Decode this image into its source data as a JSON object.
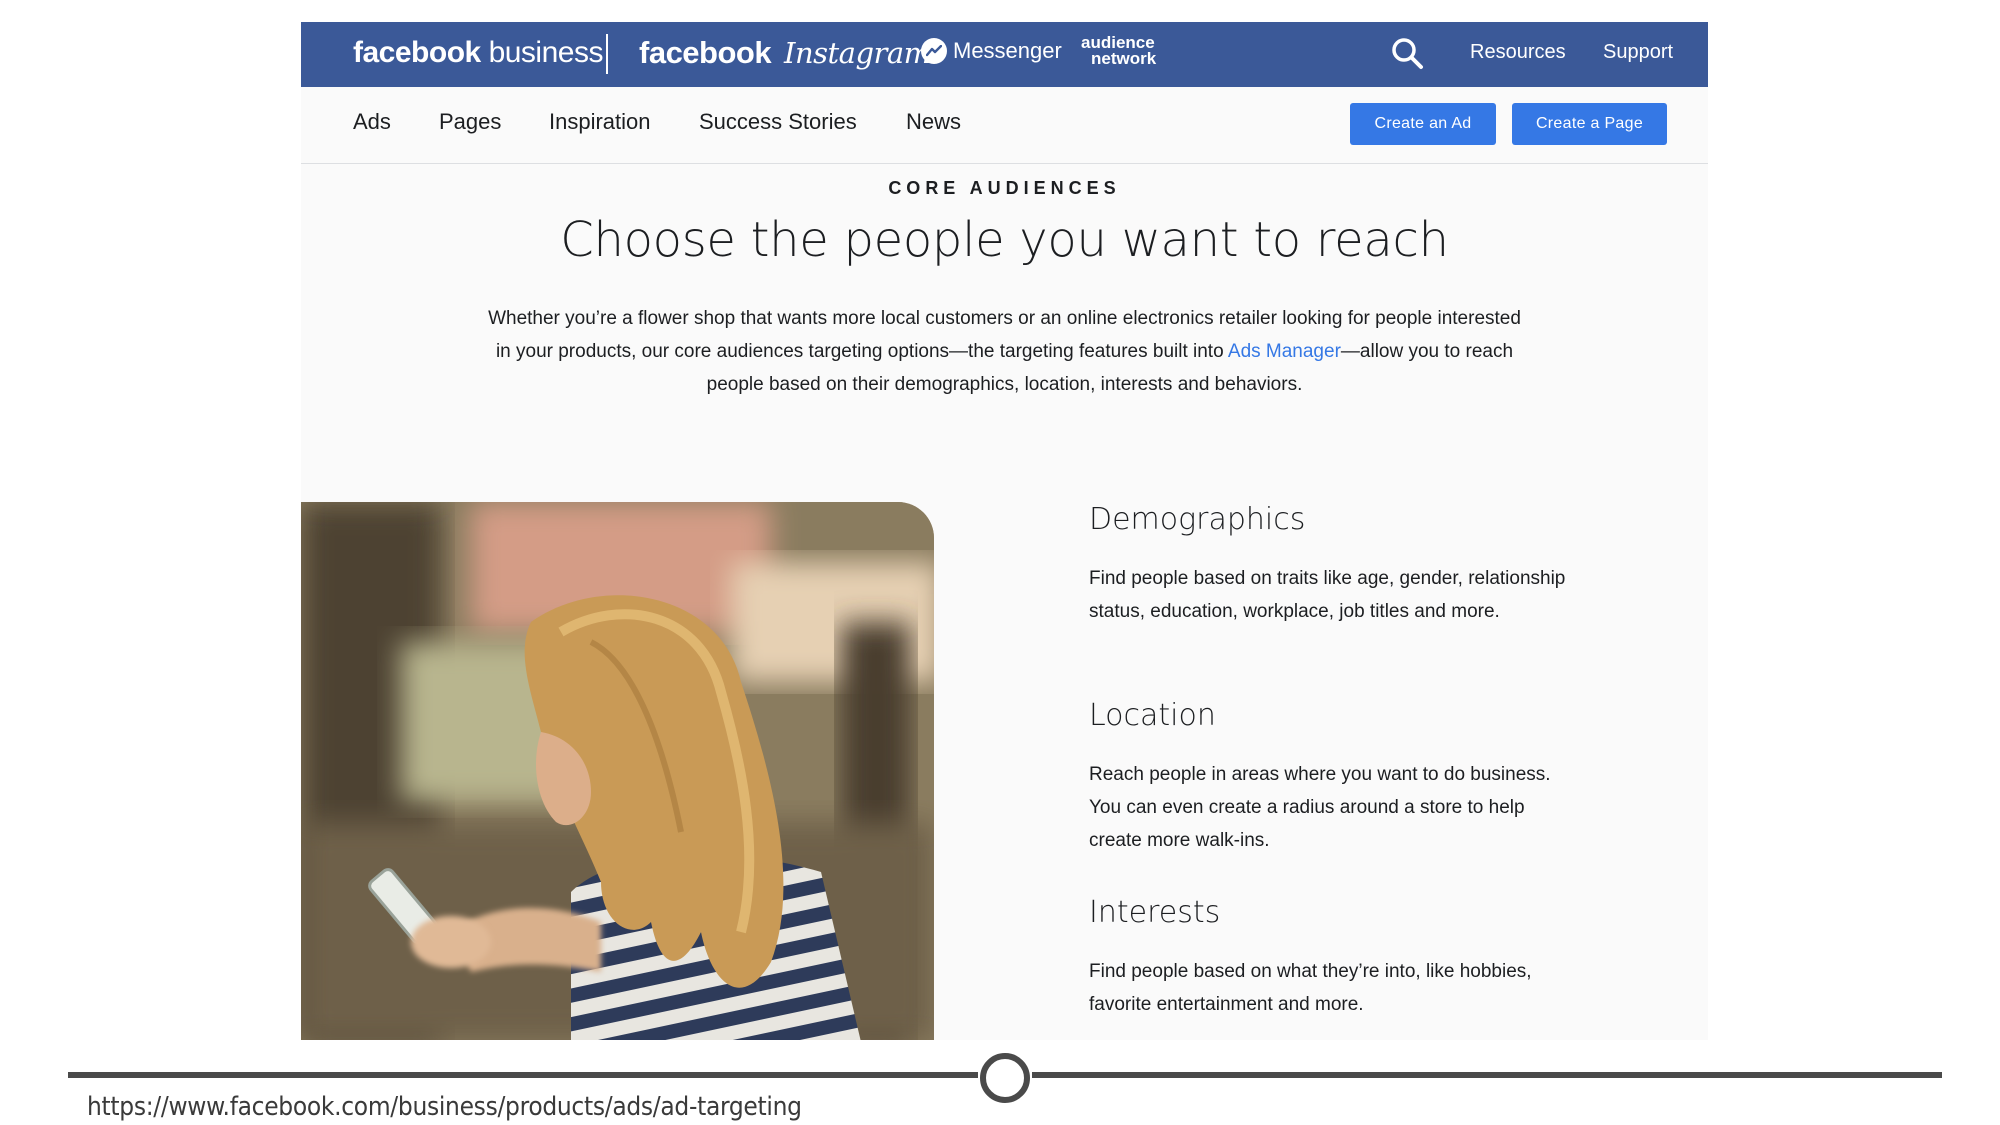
{
  "topbar": {
    "brand_primary": "facebook",
    "brand_secondary": "business",
    "brand_facebook": "facebook",
    "brand_instagram": "Instagram",
    "brand_messenger": "Messenger",
    "brand_audience_line1": "audience",
    "brand_audience_line2": "network",
    "links": [
      "Resources",
      "Support"
    ],
    "background": "#3b5998"
  },
  "subnav": {
    "items": [
      "Ads",
      "Pages",
      "Inspiration",
      "Success Stories",
      "News"
    ],
    "cta_primary": "Create an Ad",
    "cta_secondary": "Create a Page",
    "cta_color": "#3578e5"
  },
  "hero": {
    "eyebrow": "CORE AUDIENCES",
    "headline": "Choose the people you want to reach",
    "intro_before": "Whether you’re a flower shop that wants more local customers or an online electronics retailer looking for people interested in your products, our core audiences targeting options—the targeting features built into ",
    "intro_link": "Ads Manager",
    "intro_after": "—allow you to reach people based on their demographics, location, interests and behaviors."
  },
  "features": [
    {
      "title": "Demographics",
      "body": "Find people based on traits like age, gender, relationship status, education, workplace, job titles and more."
    },
    {
      "title": "Location",
      "body": "Reach people in areas where you want to do business. You can even create a radius around a store to help create more walk-ins."
    },
    {
      "title": "Interests",
      "body": "Find people based on what they’re into, like hobbies, favorite entertainment and more."
    }
  ],
  "caption": {
    "url": "https://www.facebook.com/business/products/ads/ad-targeting"
  }
}
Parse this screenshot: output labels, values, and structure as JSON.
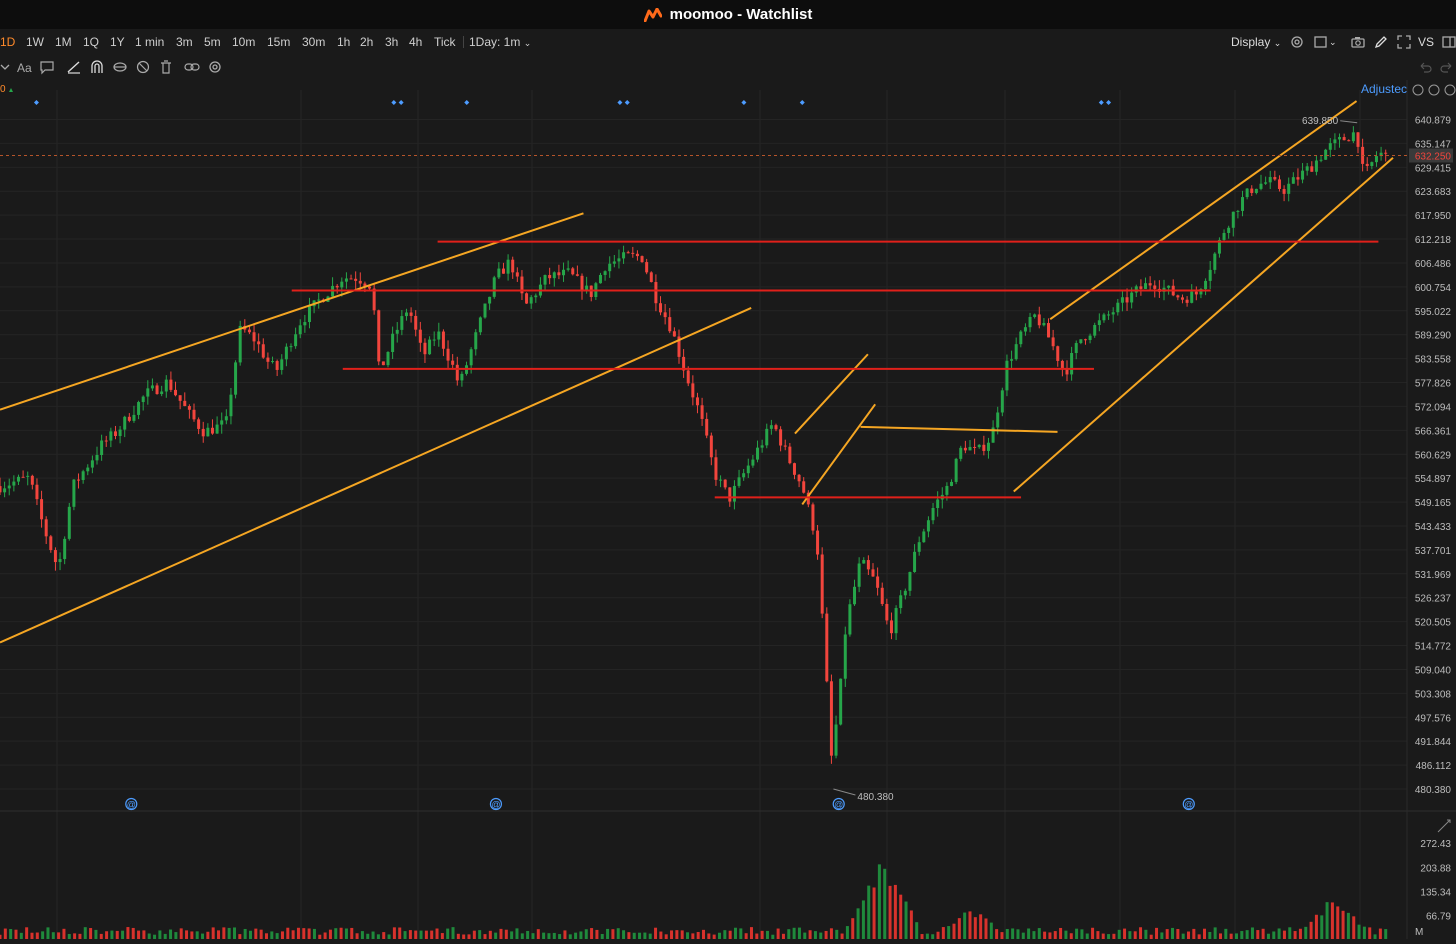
{
  "window": {
    "title": "moomoo - Watchlist"
  },
  "periods": [
    {
      "label": "1D",
      "active": true
    },
    {
      "label": "1W"
    },
    {
      "label": "1M"
    },
    {
      "label": "1Q"
    },
    {
      "label": "1Y"
    },
    {
      "label": "1 min"
    },
    {
      "label": "3m"
    },
    {
      "label": "5m"
    },
    {
      "label": "10m"
    },
    {
      "label": "15m"
    },
    {
      "label": "30m"
    },
    {
      "label": "1h"
    },
    {
      "label": "2h"
    },
    {
      "label": "3h"
    },
    {
      "label": "4h"
    },
    {
      "label": "Tick"
    }
  ],
  "period_dropdown": {
    "label": "1Day: 1m"
  },
  "controls": {
    "display_label": "Display",
    "vs_label": "VS",
    "adjusted_label": "Adjustec"
  },
  "tool_icons": [
    "chevron-down-icon",
    "font-icon",
    "comment-icon",
    "line-tool-icon",
    "magnet-icon",
    "eye-icon",
    "hide-icon",
    "trash-icon",
    "link-icon",
    "settings-icon"
  ],
  "colors": {
    "up": "#26a64a",
    "down": "#f2453d",
    "trendline": "#f5a623",
    "level": "#e0201a",
    "accent": "#ff8a2a",
    "background": "#1a1a1a"
  },
  "chart_data": {
    "type": "candlestick",
    "ylim": [
      477.5,
      646.0
    ],
    "yticks": [
      640.879,
      635.147,
      629.415,
      623.683,
      617.95,
      612.218,
      606.486,
      600.754,
      595.022,
      589.29,
      583.558,
      577.826,
      572.094,
      566.361,
      560.629,
      554.897,
      549.165,
      543.433,
      537.701,
      531.969,
      526.237,
      520.505,
      514.772,
      509.04,
      503.308,
      497.576,
      491.844,
      486.112,
      480.38
    ],
    "last_price": "632.250",
    "high_label": "639.850",
    "low_label": "480.380",
    "indicator_label": "0",
    "close_path": [
      [
        0,
        553
      ],
      [
        0.04,
        555
      ],
      [
        0.06,
        543
      ],
      [
        0.08,
        533
      ],
      [
        0.1,
        553
      ],
      [
        0.14,
        563
      ],
      [
        0.16,
        566
      ],
      [
        0.2,
        575
      ],
      [
        0.23,
        578
      ],
      [
        0.26,
        570
      ],
      [
        0.28,
        566
      ],
      [
        0.31,
        568
      ],
      [
        0.33,
        591
      ],
      [
        0.35,
        588
      ],
      [
        0.37,
        582
      ],
      [
        0.38,
        581
      ],
      [
        0.41,
        592
      ],
      [
        0.44,
        598
      ],
      [
        0.47,
        603
      ],
      [
        0.49,
        603
      ],
      [
        0.51,
        601
      ],
      [
        0.52,
        580
      ],
      [
        0.54,
        589
      ],
      [
        0.56,
        596
      ],
      [
        0.58,
        584
      ],
      [
        0.6,
        590
      ],
      [
        0.62,
        582
      ],
      [
        0.63,
        577
      ],
      [
        0.66,
        593
      ],
      [
        0.68,
        603
      ],
      [
        0.7,
        607
      ],
      [
        0.72,
        596
      ],
      [
        0.75,
        603
      ],
      [
        0.78,
        604
      ],
      [
        0.81,
        599
      ],
      [
        0.83,
        606
      ],
      [
        0.86,
        608
      ],
      [
        0.88,
        608
      ],
      [
        0.9,
        598
      ],
      [
        0.92,
        591
      ],
      [
        0.94,
        580
      ],
      [
        0.96,
        570
      ],
      [
        0.98,
        556
      ],
      [
        1.0,
        550
      ],
      [
        1.02,
        556
      ],
      [
        1.04,
        562
      ],
      [
        1.06,
        568
      ],
      [
        1.08,
        560
      ],
      [
        1.1,
        553
      ],
      [
        1.12,
        540
      ],
      [
        1.13,
        515
      ],
      [
        1.14,
        488
      ],
      [
        1.15,
        500
      ],
      [
        1.16,
        520
      ],
      [
        1.18,
        535
      ],
      [
        1.2,
        530
      ],
      [
        1.22,
        518
      ],
      [
        1.24,
        528
      ],
      [
        1.26,
        540
      ],
      [
        1.28,
        548
      ],
      [
        1.3,
        553
      ],
      [
        1.32,
        563
      ],
      [
        1.34,
        561
      ],
      [
        1.36,
        565
      ],
      [
        1.38,
        582
      ],
      [
        1.4,
        589
      ],
      [
        1.42,
        594
      ],
      [
        1.44,
        588
      ],
      [
        1.46,
        580
      ],
      [
        1.48,
        588
      ],
      [
        1.5,
        591
      ],
      [
        1.52,
        594
      ],
      [
        1.54,
        597
      ],
      [
        1.56,
        600
      ],
      [
        1.58,
        602
      ],
      [
        1.6,
        600
      ],
      [
        1.62,
        598
      ],
      [
        1.64,
        599
      ],
      [
        1.66,
        606
      ],
      [
        1.68,
        615
      ],
      [
        1.7,
        621
      ],
      [
        1.72,
        625
      ],
      [
        1.74,
        626
      ],
      [
        1.76,
        624
      ],
      [
        1.78,
        627
      ],
      [
        1.8,
        630
      ],
      [
        1.82,
        634
      ],
      [
        1.84,
        636
      ],
      [
        1.86,
        638
      ],
      [
        1.87,
        627
      ],
      [
        1.89,
        633
      ],
      [
        1.9,
        632
      ]
    ],
    "volume": {
      "yticks": [
        272.43,
        203.88,
        135.34,
        66.79
      ],
      "ylim": [
        0,
        290
      ],
      "unit": "M",
      "spikes": [
        [
          1.21,
          247
        ],
        [
          1.33,
          95
        ],
        [
          1.83,
          128
        ]
      ]
    },
    "drawings": {
      "lines": [
        {
          "kind": "trend",
          "from": [
            0,
            571.3
          ],
          "to": [
            0.8,
            618.4
          ]
        },
        {
          "kind": "trend",
          "from": [
            0,
            515.5
          ],
          "to": [
            1.03,
            595.7
          ]
        },
        {
          "kind": "trend",
          "from": [
            1.09,
            565.6
          ],
          "to": [
            1.19,
            584.6
          ]
        },
        {
          "kind": "trend",
          "from": [
            1.1,
            548.6
          ],
          "to": [
            1.2,
            572.6
          ]
        },
        {
          "kind": "trend",
          "from": [
            1.18,
            567.2
          ],
          "to": [
            1.45,
            566.0
          ]
        },
        {
          "kind": "trend",
          "from": [
            1.44,
            593.0
          ],
          "to": [
            1.86,
            645.3
          ]
        },
        {
          "kind": "trend",
          "from": [
            1.39,
            551.7
          ],
          "to": [
            1.91,
            631.7
          ]
        },
        {
          "kind": "level",
          "from": [
            0.6,
            611.6
          ],
          "to": [
            1.89,
            611.6
          ]
        },
        {
          "kind": "level",
          "from": [
            0.4,
            599.9
          ],
          "to": [
            1.66,
            599.9
          ]
        },
        {
          "kind": "level",
          "from": [
            0.47,
            581.1
          ],
          "to": [
            1.5,
            581.1
          ]
        },
        {
          "kind": "level",
          "from": [
            0.98,
            550.3
          ],
          "to": [
            1.4,
            550.3
          ]
        }
      ]
    },
    "event_markers": {
      "diamonds": [
        0.05,
        0.54,
        0.55,
        0.64,
        0.85,
        0.86,
        1.02,
        1.1,
        1.51,
        1.52
      ],
      "earnings": [
        0.18,
        0.68,
        1.15,
        1.63
      ]
    }
  }
}
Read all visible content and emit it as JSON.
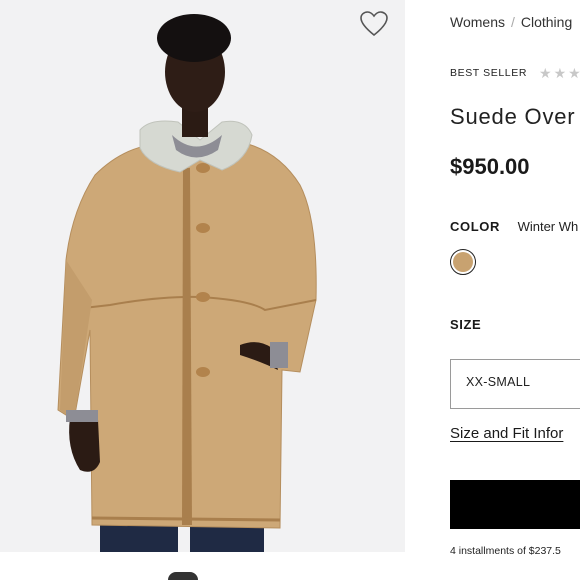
{
  "breadcrumb": {
    "items": [
      "Womens",
      "Clothing"
    ],
    "separator": "/"
  },
  "badge": {
    "label": "BEST SELLER",
    "rating_stars": 5,
    "rating_filled": 0
  },
  "product": {
    "title": "Suede Over",
    "price": "$950.00"
  },
  "color": {
    "label": "COLOR",
    "value": "Winter Wh",
    "swatch_hex": "#c8a270"
  },
  "size": {
    "label": "SIZE",
    "selected": "XX-SMALL"
  },
  "links": {
    "size_fit": "Size and Fit Infor"
  },
  "installments": {
    "text": "4 installments of $237.5"
  },
  "icons": {
    "favorite": "heart-outline-icon"
  }
}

◆ ◆ ◆ ◆

-- Goal --
Check each line of the entries above, and show every one holding the word "facebook".

-- Finished task --
    "brand_primary": "facebook",
    "brand_facebook": "facebook",
    "url": "https://www.facebook.com/business/products/ads/ad-targeting"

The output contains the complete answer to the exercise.